::: Supplied data

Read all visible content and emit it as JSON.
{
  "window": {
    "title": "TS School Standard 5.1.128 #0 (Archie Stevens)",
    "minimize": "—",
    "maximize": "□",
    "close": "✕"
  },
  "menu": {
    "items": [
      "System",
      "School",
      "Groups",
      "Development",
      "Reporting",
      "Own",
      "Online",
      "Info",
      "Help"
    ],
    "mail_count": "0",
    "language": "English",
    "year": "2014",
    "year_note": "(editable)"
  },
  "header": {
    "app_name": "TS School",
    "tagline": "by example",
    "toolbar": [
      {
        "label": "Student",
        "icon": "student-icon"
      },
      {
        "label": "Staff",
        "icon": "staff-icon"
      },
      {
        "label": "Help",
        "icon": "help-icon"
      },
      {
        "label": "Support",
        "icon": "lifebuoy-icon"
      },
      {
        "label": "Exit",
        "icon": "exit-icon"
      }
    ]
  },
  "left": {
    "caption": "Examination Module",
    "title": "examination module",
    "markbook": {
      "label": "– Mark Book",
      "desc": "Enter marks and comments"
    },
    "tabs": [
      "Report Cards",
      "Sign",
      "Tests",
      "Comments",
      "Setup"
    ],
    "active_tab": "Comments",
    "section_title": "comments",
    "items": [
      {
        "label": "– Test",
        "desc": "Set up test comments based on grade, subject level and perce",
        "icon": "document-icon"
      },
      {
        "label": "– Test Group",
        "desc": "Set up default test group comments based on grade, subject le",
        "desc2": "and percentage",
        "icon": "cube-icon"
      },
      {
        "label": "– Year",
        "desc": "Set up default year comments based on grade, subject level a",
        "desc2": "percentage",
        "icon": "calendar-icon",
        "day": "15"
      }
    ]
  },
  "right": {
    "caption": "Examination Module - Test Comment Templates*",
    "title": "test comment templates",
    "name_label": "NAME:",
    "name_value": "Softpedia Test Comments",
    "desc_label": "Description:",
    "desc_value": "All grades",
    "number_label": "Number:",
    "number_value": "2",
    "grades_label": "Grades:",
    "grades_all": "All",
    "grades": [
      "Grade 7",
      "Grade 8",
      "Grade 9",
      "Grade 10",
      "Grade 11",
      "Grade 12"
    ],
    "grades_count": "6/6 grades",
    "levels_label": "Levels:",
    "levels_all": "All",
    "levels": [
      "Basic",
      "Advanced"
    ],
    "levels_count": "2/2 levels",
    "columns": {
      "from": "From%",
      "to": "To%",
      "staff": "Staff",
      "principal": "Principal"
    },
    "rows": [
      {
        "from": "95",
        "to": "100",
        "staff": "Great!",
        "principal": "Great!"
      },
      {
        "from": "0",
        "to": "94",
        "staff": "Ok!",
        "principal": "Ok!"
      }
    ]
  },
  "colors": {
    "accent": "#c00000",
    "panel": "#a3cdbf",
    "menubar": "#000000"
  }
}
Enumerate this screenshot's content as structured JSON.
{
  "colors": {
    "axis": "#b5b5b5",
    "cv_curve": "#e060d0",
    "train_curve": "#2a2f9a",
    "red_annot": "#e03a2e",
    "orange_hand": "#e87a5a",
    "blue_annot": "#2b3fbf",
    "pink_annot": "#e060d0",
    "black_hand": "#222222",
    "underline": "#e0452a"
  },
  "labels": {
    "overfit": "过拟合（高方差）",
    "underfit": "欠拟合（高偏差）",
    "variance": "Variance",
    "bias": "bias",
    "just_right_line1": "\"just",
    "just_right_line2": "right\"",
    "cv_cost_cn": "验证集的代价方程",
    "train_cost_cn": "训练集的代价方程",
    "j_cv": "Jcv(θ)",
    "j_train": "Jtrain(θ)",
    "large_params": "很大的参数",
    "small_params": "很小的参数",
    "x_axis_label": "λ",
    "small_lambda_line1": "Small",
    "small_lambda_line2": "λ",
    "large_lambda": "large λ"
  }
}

::::::

→ **Exercise instructions**: From the records above, extract every entry exactly as given.

→ **Worked answer**:
Read all visible content and emit it as JSON.
{
  "window": {
    "title": "TS School Standard 5.1.128 #0 (Archie Stevens)",
    "minimize": "—",
    "maximize": "□",
    "close": "✕"
  },
  "menu": {
    "items": [
      "System",
      "School",
      "Groups",
      "Development",
      "Reporting",
      "Own",
      "Online",
      "Info",
      "Help"
    ],
    "mail_count": "0",
    "language": "English",
    "year": "2014",
    "year_note": "(editable)"
  },
  "header": {
    "app_name": "TS School",
    "tagline": "by example",
    "toolbar": [
      {
        "label": "Student",
        "icon": "student-icon"
      },
      {
        "label": "Staff",
        "icon": "staff-icon"
      },
      {
        "label": "Help",
        "icon": "help-icon"
      },
      {
        "label": "Support",
        "icon": "lifebuoy-icon"
      },
      {
        "label": "Exit",
        "icon": "exit-icon"
      }
    ]
  },
  "left": {
    "caption": "Examination Module",
    "title": "examination module",
    "markbook": {
      "label": "– Mark Book",
      "desc": "Enter marks and comments"
    },
    "tabs": [
      "Report Cards",
      "Sign",
      "Tests",
      "Comments",
      "Setup"
    ],
    "active_tab": "Comments",
    "section_title": "comments",
    "items": [
      {
        "label": "– Test",
        "desc": "Set up test comments based on grade, subject level and perce",
        "icon": "document-icon"
      },
      {
        "label": "– Test Group",
        "desc": "Set up default test group comments based on grade, subject le",
        "desc2": "and percentage",
        "icon": "cube-icon"
      },
      {
        "label": "– Year",
        "desc": "Set up default year comments based on grade, subject level a",
        "desc2": "percentage",
        "icon": "calendar-icon",
        "day": "15"
      }
    ]
  },
  "right": {
    "caption": "Examination Module - Test Comment Templates*",
    "title": "test comment templates",
    "name_label": "NAME:",
    "name_value": "Softpedia Test Comments",
    "desc_label": "Description:",
    "desc_value": "All grades",
    "number_label": "Number:",
    "number_value": "2",
    "grades_label": "Grades:",
    "grades_all": "All",
    "grades": [
      "Grade 7",
      "Grade 8",
      "Grade 9",
      "Grade 10",
      "Grade 11",
      "Grade 12"
    ],
    "grades_count": "6/6 grades",
    "levels_label": "Levels:",
    "levels_all": "All",
    "levels": [
      "Basic",
      "Advanced"
    ],
    "levels_count": "2/2 levels",
    "columns": {
      "from": "From%",
      "to": "To%",
      "staff": "Staff",
      "principal": "Principal"
    },
    "rows": [
      {
        "from": "95",
        "to": "100",
        "staff": "Great!",
        "principal": "Great!"
      },
      {
        "from": "0",
        "to": "94",
        "staff": "Ok!",
        "principal": "Ok!"
      }
    ]
  },
  "colors": {
    "accent": "#c00000",
    "panel": "#a3cdbf",
    "menubar": "#000000"
  }
}
Enumerate this screenshot's content as structured JSON.
{
  "colors": {
    "axis": "#b5b5b5",
    "cv_curve": "#e060d0",
    "train_curve": "#2a2f9a",
    "red_annot": "#e03a2e",
    "orange_hand": "#e87a5a",
    "blue_annot": "#2b3fbf",
    "pink_annot": "#e060d0",
    "black_hand": "#222222",
    "underline": "#e0452a"
  },
  "labels": {
    "overfit": "过拟合（高方差）",
    "underfit": "欠拟合（高偏差）",
    "variance": "Variance",
    "bias": "bias",
    "just_right_line1": "\"just",
    "just_right_line2": "right\"",
    "cv_cost_cn": "验证集的代价方程",
    "train_cost_cn": "训练集的代价方程",
    "j_cv": "Jcv(θ)",
    "j_train": "Jtrain(θ)",
    "large_params": "很大的参数",
    "small_params": "很小的参数",
    "x_axis_label": "λ",
    "small_lambda_line1": "Small",
    "small_lambda_line2": "λ",
    "large_lambda": "large λ"
  }
}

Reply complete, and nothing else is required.